| Goal of the exercise |
Extract every line below that contains the word "JSON".

| Given data |

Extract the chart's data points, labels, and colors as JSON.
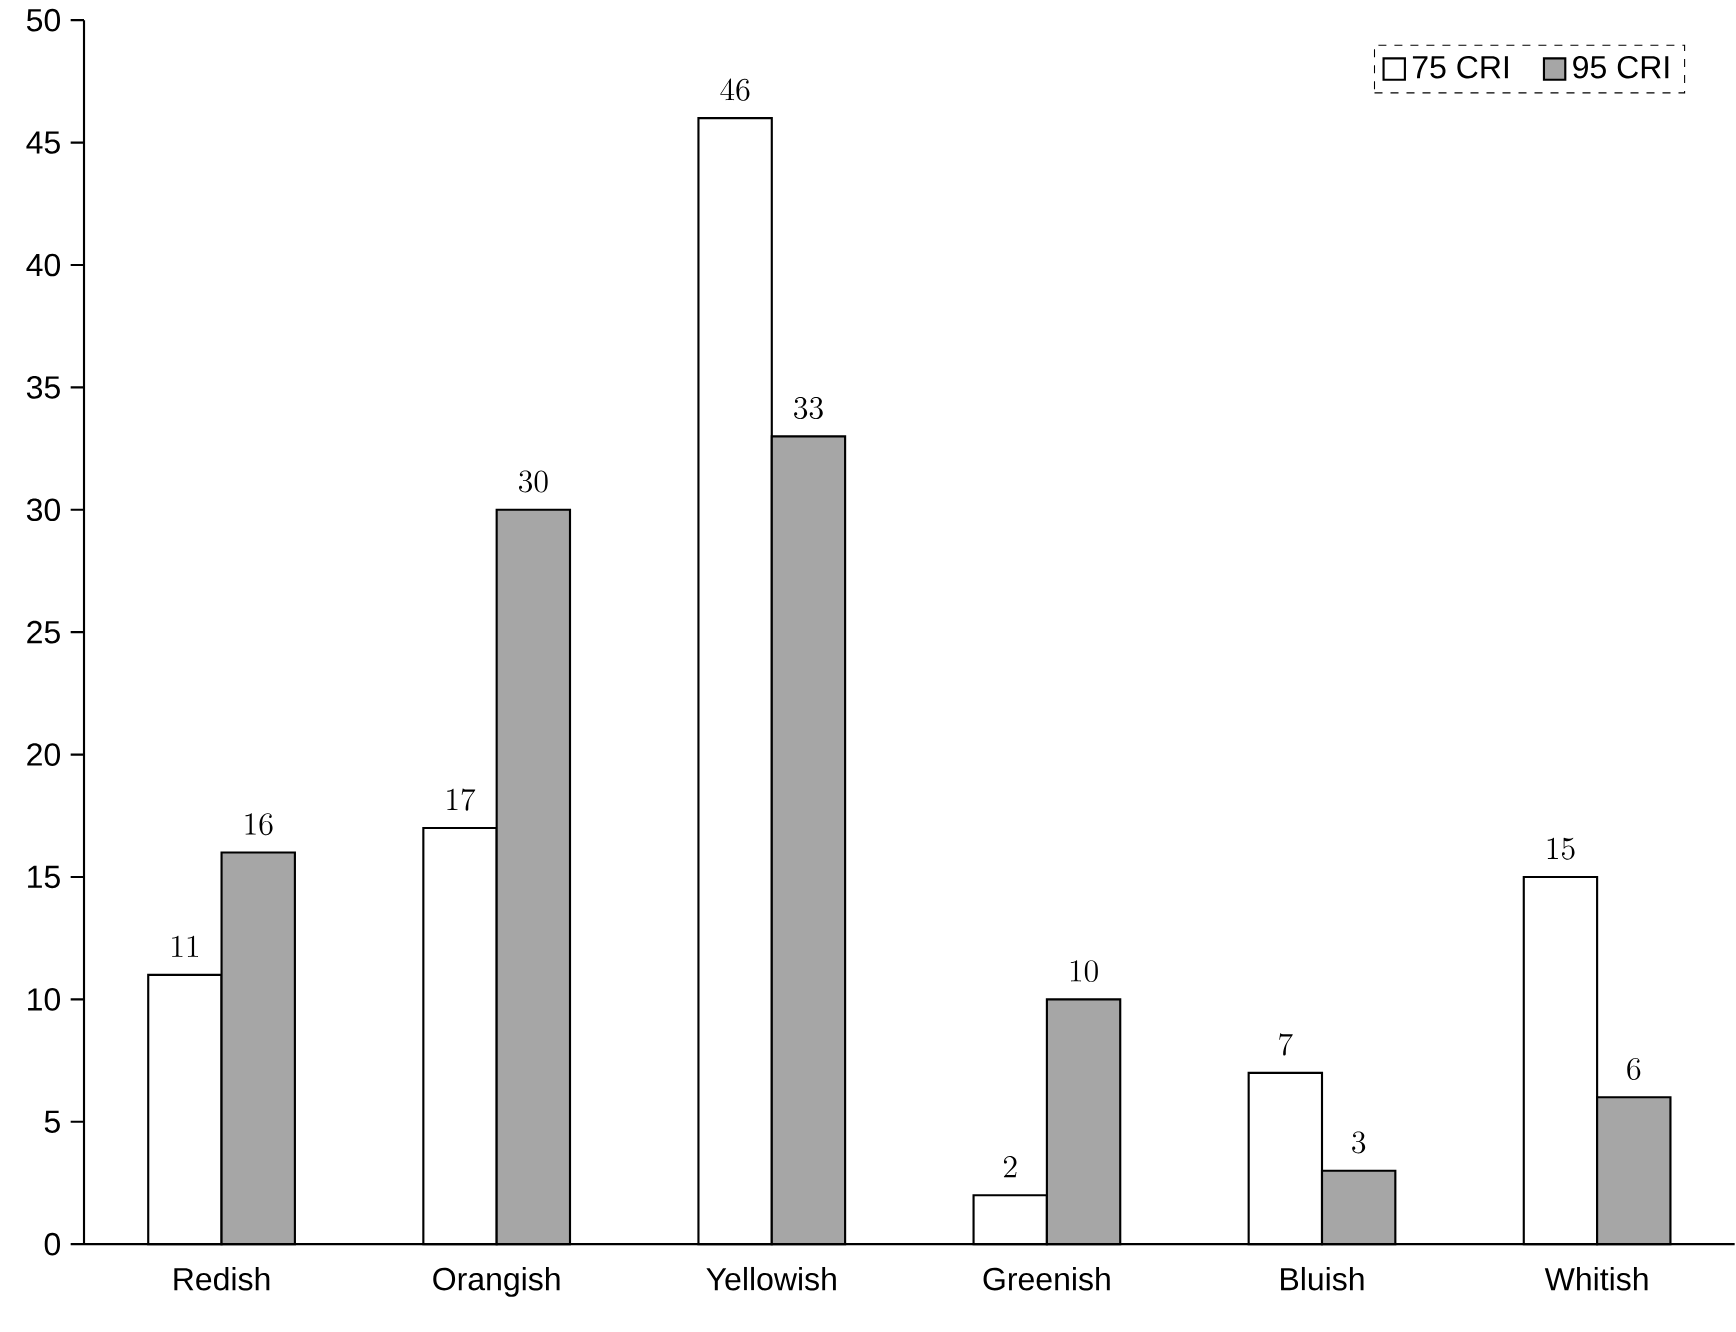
{
  "chart_data": {
    "type": "bar",
    "categories": [
      "Redish",
      "Orangish",
      "Yellowish",
      "Greenish",
      "Bluish",
      "Whitish"
    ],
    "series": [
      {
        "name": "75 CRI",
        "color": "#ffffff",
        "values": [
          11,
          17,
          46,
          2,
          7,
          15
        ]
      },
      {
        "name": "95 CRI",
        "color": "#a6a6a6",
        "values": [
          16,
          30,
          33,
          10,
          3,
          6
        ]
      }
    ],
    "ylim": [
      0,
      50
    ],
    "yticks": [
      0,
      5,
      10,
      15,
      20,
      25,
      30,
      35,
      40,
      45,
      50
    ],
    "grid": false,
    "legend": "top right",
    "data_labels": true
  }
}
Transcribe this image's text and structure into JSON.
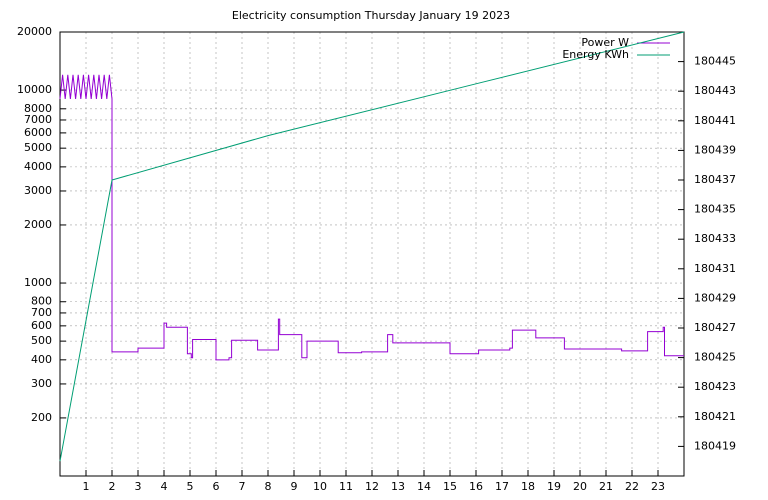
{
  "chart_data": {
    "type": "line",
    "title": "Electricity consumption Thursday January 19 2023",
    "xlim": [
      0,
      24
    ],
    "xticks": [
      1,
      2,
      3,
      4,
      5,
      6,
      7,
      8,
      9,
      10,
      11,
      12,
      13,
      14,
      15,
      16,
      17,
      18,
      19,
      20,
      21,
      22,
      23
    ],
    "ylim": [
      100,
      20000
    ],
    "ylog": true,
    "yticks": [
      200,
      300,
      400,
      500,
      600,
      700,
      800,
      1000,
      2000,
      3000,
      4000,
      5000,
      6000,
      7000,
      8000,
      10000,
      20000
    ],
    "y2lim": [
      180417,
      180447
    ],
    "y2ticks": [
      180419,
      180421,
      180423,
      180425,
      180427,
      180429,
      180431,
      180433,
      180435,
      180437,
      180439,
      180441,
      180443,
      180445
    ],
    "grid": true,
    "legend": "top-right",
    "series": [
      {
        "name": "Power W",
        "color": "#9400d3",
        "x": [
          0,
          0.1,
          0.2,
          0.3,
          0.4,
          0.5,
          0.6,
          0.7,
          0.8,
          0.9,
          1,
          1.1,
          1.2,
          1.3,
          1.4,
          1.5,
          1.6,
          1.7,
          1.8,
          1.9,
          2,
          2,
          3,
          3,
          4,
          4,
          4.1,
          4.1,
          4.9,
          4.9,
          5.05,
          5.05,
          5.1,
          5.1,
          6,
          6,
          6.5,
          6.5,
          6.6,
          6.6,
          7.6,
          7.6,
          8.4,
          8.4,
          8.45,
          8.45,
          9.3,
          9.3,
          9.5,
          9.5,
          10.7,
          10.7,
          11.6,
          11.6,
          12.6,
          12.6,
          12.8,
          12.8,
          15,
          15,
          16.1,
          16.1,
          17.3,
          17.3,
          17.4,
          17.4,
          18.3,
          18.3,
          19.4,
          19.4,
          21.6,
          21.6,
          22.6,
          22.6,
          23.2,
          23.2,
          23.25,
          23.25,
          24
        ],
        "values": [
          9000,
          12000,
          9000,
          12000,
          9000,
          12000,
          9000,
          12000,
          9000,
          12000,
          9000,
          12000,
          9000,
          12000,
          9000,
          12000,
          9000,
          12000,
          9000,
          12000,
          9000,
          440,
          440,
          460,
          460,
          620,
          620,
          590,
          590,
          430,
          430,
          410,
          410,
          510,
          510,
          400,
          400,
          410,
          410,
          505,
          505,
          450,
          450,
          650,
          650,
          540,
          540,
          410,
          410,
          500,
          500,
          435,
          435,
          440,
          440,
          540,
          540,
          490,
          490,
          430,
          430,
          450,
          450,
          460,
          460,
          570,
          570,
          520,
          520,
          455,
          455,
          445,
          445,
          560,
          560,
          590,
          590,
          420,
          420
        ]
      },
      {
        "name": "Energy KWh",
        "color": "#009e73",
        "axis": "y2",
        "x": [
          0,
          2,
          8,
          16,
          24
        ],
        "values": [
          180418,
          180437,
          180440,
          180443.5,
          180447
        ]
      }
    ]
  }
}
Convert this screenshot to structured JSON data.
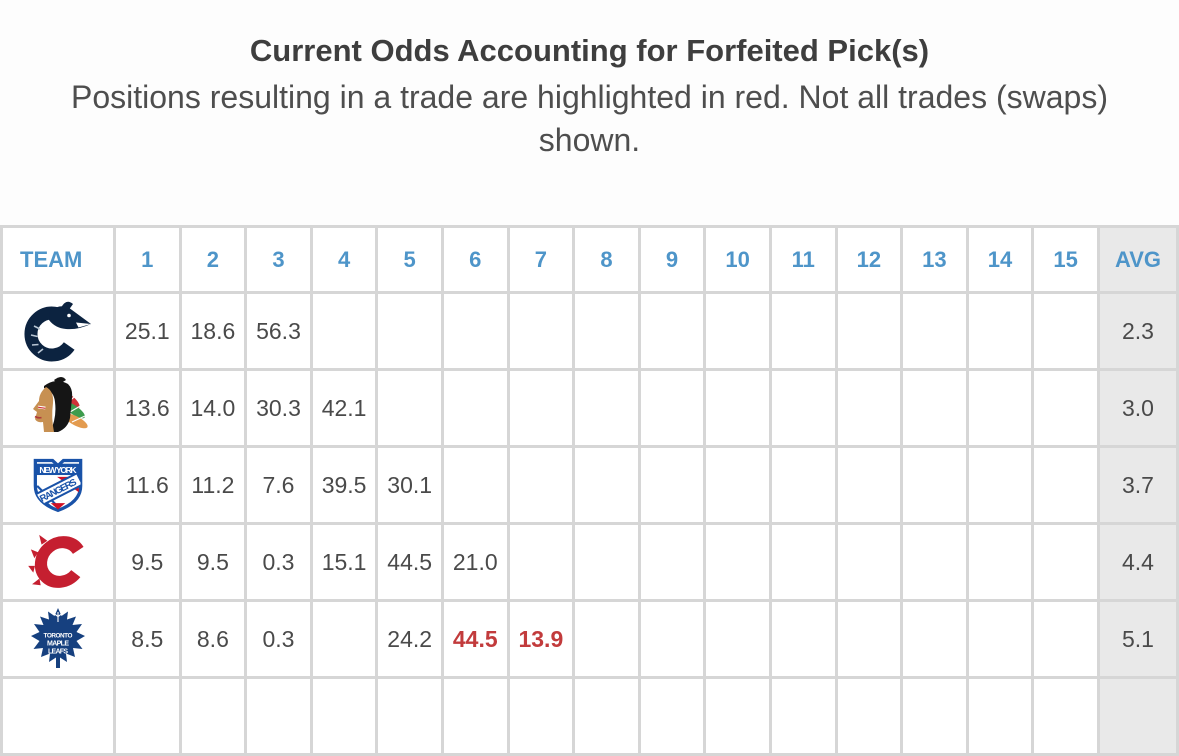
{
  "chart_data": {
    "type": "table",
    "title": "Current Odds Accounting for Forfeited Pick(s)",
    "subtitle": "Positions resulting in a trade are highlighted in red. Not all trades (swaps) shown.",
    "columns": [
      "TEAM",
      "1",
      "2",
      "3",
      "4",
      "5",
      "6",
      "7",
      "8",
      "9",
      "10",
      "11",
      "12",
      "13",
      "14",
      "15",
      "AVG"
    ],
    "rows": [
      {
        "logo": "vancouver-canucks-logo",
        "odds": [
          "25.1",
          "18.6",
          "56.3",
          "",
          "",
          "",
          "",
          "",
          "",
          "",
          "",
          "",
          "",
          "",
          ""
        ],
        "red": [],
        "avg": "2.3"
      },
      {
        "logo": "chicago-blackhawks-logo",
        "odds": [
          "13.6",
          "14.0",
          "30.3",
          "42.1",
          "",
          "",
          "",
          "",
          "",
          "",
          "",
          "",
          "",
          "",
          ""
        ],
        "red": [],
        "avg": "3.0"
      },
      {
        "logo": "new-york-rangers-logo",
        "odds": [
          "11.6",
          "11.2",
          "7.6",
          "39.5",
          "30.1",
          "",
          "",
          "",
          "",
          "",
          "",
          "",
          "",
          "",
          ""
        ],
        "red": [],
        "avg": "3.7"
      },
      {
        "logo": "calgary-flames-logo",
        "odds": [
          "9.5",
          "9.5",
          "0.3",
          "15.1",
          "44.5",
          "21.0",
          "",
          "",
          "",
          "",
          "",
          "",
          "",
          "",
          ""
        ],
        "red": [],
        "avg": "4.4"
      },
      {
        "logo": "toronto-maple-leafs-logo",
        "odds": [
          "8.5",
          "8.6",
          "0.3",
          "",
          "24.2",
          "44.5",
          "13.9",
          "",
          "",
          "",
          "",
          "",
          "",
          "",
          ""
        ],
        "red": [
          5,
          6
        ],
        "avg": "5.1"
      }
    ],
    "partial_next_row_visible": true,
    "legend_note": "red = position resulting in a trade",
    "layout": {
      "grid": "on",
      "avg_column_shaded": true
    }
  },
  "colors": {
    "header_text_blue": "#4e95c9",
    "highlight_red": "#c23b3c",
    "cell_text": "#4a4a4a",
    "avg_column_background": "#e9e9e9",
    "grid_line": "#d6d6d6",
    "page_background": "#fdfdfd"
  }
}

| Result below |
Extract the chart's data points, labels, and colors as JSON.
Transcribe this image's text and structure into JSON.
Convert this screenshot to structured JSON data.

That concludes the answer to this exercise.